§ **Exercise**
Using the records below, count the lines with "Delete" in them. Give the number only.

╭─ Entries supplied

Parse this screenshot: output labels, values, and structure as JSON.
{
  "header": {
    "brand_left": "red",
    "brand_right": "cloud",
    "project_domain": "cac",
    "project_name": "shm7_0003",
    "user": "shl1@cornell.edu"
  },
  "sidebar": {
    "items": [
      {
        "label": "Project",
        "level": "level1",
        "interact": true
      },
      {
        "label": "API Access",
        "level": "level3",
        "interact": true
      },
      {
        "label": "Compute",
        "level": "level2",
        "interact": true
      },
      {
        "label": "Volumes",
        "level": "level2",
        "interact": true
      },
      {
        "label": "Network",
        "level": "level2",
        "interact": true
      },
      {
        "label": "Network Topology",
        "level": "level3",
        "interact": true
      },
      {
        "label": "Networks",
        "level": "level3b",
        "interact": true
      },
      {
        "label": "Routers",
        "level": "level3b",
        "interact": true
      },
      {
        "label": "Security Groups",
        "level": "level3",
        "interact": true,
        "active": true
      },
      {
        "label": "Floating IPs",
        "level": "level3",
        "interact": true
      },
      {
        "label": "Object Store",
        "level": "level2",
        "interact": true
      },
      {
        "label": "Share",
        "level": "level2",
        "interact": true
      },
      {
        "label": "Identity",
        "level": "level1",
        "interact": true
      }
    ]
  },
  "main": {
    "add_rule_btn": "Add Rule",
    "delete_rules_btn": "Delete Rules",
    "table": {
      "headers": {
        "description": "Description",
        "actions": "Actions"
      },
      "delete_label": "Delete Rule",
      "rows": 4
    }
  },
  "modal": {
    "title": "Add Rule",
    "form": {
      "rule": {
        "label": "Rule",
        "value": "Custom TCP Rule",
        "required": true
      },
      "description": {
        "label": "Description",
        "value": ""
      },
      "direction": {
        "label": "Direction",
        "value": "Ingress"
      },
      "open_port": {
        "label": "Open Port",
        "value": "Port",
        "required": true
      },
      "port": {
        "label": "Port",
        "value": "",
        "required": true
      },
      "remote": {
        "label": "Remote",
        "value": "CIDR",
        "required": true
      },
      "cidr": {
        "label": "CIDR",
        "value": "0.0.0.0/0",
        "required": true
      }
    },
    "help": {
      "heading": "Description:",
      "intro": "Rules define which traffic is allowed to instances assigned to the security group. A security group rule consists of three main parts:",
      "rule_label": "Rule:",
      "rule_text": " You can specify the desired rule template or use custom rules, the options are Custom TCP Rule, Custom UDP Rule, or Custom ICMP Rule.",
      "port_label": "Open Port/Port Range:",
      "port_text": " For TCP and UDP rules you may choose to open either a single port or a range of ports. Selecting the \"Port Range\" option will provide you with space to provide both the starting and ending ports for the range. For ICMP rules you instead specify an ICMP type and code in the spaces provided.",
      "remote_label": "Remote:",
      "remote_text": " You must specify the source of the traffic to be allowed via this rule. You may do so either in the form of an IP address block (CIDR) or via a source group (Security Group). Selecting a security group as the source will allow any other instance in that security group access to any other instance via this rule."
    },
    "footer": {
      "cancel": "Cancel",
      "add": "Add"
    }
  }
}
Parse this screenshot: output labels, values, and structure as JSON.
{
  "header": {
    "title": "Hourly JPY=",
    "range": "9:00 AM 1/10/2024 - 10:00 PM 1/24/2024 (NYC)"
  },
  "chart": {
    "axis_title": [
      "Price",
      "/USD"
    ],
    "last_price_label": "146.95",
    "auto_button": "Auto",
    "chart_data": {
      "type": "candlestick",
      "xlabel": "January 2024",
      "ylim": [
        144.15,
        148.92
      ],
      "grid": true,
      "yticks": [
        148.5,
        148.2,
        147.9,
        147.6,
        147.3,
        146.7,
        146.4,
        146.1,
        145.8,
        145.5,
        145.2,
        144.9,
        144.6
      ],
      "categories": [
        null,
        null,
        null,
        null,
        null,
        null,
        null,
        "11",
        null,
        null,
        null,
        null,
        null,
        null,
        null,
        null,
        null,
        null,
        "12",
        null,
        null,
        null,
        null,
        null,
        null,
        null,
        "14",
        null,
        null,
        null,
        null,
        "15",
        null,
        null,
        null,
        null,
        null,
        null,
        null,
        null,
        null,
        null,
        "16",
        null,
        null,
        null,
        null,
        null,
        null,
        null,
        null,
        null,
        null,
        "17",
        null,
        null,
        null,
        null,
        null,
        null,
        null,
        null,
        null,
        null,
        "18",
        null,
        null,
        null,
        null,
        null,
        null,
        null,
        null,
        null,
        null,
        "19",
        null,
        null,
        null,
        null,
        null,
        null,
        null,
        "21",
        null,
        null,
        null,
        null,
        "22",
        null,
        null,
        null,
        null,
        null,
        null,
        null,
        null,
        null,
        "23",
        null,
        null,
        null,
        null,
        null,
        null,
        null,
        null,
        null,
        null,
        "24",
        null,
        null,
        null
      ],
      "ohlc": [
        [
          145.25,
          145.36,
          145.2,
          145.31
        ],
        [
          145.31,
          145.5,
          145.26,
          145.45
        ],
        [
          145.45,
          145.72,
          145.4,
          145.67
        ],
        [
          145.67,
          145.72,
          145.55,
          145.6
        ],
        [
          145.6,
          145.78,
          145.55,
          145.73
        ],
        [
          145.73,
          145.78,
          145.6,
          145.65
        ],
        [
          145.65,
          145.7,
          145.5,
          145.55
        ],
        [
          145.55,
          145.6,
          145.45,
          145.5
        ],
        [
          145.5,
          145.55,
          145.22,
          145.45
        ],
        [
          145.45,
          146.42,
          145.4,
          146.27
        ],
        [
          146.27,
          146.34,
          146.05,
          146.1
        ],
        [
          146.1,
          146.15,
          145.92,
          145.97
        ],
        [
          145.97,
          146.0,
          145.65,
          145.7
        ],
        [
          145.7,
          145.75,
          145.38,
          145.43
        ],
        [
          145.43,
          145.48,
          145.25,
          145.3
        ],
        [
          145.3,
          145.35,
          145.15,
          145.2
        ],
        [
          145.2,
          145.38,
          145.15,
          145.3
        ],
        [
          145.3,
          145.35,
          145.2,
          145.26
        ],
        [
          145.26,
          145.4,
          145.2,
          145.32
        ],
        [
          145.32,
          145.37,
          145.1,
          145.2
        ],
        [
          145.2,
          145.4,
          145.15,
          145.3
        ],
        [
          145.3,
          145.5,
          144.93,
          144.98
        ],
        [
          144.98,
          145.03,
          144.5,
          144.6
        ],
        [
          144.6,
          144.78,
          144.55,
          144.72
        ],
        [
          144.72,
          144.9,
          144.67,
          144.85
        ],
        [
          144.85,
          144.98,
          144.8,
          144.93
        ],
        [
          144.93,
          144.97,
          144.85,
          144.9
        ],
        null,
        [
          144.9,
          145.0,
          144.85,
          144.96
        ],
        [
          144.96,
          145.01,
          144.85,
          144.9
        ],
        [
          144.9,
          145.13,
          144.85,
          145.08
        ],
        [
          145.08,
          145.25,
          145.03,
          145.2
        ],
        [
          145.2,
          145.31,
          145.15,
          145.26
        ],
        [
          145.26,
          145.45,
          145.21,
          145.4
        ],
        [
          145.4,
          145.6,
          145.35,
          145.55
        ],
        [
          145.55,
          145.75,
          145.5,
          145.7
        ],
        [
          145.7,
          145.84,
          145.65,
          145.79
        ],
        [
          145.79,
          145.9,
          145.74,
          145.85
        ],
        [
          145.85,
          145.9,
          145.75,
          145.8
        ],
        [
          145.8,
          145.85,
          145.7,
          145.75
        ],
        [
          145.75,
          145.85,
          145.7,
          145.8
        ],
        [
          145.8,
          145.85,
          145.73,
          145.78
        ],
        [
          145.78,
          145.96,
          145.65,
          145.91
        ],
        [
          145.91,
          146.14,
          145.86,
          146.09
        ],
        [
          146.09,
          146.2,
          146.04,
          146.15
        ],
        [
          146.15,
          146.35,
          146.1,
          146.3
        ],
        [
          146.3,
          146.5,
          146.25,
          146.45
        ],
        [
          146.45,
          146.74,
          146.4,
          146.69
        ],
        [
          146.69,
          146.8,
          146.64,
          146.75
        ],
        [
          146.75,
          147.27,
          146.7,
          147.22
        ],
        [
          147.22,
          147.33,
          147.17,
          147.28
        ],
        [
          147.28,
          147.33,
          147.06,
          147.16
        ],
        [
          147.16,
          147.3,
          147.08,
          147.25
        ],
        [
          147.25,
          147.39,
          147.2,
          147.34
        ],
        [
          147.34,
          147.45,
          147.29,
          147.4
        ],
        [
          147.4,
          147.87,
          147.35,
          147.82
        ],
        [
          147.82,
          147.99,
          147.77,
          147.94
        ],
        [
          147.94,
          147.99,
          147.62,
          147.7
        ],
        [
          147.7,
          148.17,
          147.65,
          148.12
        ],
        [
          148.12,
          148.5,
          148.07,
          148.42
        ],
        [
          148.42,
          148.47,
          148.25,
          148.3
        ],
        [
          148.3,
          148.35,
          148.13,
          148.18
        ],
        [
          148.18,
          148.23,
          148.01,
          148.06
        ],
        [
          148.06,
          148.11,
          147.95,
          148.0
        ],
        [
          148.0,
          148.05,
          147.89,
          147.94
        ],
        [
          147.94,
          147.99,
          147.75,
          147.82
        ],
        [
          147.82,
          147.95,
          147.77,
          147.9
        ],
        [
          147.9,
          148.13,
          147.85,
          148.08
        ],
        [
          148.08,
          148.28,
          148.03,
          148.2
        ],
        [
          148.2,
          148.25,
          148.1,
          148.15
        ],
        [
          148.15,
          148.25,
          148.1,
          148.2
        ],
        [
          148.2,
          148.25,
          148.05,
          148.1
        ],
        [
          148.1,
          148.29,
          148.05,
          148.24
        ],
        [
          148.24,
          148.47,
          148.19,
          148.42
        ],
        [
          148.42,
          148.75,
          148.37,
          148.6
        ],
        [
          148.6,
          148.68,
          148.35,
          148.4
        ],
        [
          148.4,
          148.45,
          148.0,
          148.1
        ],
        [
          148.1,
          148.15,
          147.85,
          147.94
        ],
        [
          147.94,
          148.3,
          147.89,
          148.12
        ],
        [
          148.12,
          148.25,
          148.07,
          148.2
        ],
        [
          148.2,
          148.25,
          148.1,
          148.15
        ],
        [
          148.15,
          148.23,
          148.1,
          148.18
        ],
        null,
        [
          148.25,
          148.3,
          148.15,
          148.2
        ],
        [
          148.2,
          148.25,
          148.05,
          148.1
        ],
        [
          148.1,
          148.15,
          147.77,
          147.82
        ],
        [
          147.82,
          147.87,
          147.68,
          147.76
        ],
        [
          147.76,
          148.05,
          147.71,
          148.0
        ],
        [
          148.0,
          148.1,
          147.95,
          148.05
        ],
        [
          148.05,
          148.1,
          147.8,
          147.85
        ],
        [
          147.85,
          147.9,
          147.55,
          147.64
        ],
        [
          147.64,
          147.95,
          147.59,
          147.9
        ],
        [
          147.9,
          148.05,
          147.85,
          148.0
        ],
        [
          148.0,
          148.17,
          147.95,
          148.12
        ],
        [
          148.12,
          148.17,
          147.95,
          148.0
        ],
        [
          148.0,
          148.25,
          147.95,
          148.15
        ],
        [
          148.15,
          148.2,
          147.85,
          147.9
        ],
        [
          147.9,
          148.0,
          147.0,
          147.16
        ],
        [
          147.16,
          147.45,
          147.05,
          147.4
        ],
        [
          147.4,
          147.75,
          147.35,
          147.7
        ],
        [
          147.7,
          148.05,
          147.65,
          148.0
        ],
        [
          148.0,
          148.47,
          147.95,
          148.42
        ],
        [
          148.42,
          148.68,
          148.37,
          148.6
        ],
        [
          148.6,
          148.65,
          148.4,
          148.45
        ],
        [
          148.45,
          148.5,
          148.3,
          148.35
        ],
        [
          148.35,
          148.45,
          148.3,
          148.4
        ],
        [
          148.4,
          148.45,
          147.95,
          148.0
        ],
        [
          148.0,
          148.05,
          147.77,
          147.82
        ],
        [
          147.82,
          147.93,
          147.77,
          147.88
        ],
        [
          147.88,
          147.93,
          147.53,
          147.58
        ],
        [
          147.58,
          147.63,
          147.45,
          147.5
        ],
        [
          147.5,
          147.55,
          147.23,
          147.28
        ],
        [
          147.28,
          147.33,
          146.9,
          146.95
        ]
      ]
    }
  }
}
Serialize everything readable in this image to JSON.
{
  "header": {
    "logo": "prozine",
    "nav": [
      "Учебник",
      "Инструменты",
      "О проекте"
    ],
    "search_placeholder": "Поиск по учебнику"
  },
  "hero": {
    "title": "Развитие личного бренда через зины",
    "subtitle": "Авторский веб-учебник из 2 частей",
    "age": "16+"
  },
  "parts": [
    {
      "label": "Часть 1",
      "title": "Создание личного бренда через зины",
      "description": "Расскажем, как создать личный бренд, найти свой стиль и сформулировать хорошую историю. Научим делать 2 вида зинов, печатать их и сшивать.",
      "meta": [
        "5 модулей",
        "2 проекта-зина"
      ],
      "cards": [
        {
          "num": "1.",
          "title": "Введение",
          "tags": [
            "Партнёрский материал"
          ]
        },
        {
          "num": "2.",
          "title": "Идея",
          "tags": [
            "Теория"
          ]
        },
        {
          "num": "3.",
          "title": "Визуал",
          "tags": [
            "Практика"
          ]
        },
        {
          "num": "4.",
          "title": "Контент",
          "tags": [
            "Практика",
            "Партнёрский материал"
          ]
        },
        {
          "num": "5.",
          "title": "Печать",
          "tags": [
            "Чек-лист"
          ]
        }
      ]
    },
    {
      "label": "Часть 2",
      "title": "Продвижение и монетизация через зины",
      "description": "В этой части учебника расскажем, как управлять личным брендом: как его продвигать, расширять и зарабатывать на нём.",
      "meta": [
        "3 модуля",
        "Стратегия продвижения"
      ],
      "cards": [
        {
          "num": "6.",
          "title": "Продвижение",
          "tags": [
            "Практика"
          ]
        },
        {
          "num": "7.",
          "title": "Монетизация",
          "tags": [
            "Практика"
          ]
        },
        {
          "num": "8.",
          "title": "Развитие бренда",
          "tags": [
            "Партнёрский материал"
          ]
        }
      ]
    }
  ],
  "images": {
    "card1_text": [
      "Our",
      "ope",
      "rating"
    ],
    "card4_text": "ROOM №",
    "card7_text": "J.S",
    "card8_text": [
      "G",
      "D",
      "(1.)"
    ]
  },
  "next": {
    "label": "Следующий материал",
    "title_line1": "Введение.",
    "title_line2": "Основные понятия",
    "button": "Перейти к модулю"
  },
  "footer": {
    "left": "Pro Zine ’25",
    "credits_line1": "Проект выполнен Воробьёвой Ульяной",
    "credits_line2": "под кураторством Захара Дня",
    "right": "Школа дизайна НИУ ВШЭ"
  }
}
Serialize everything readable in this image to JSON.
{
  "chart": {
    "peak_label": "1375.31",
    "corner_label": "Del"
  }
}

╰─

§ **Answer in full**
2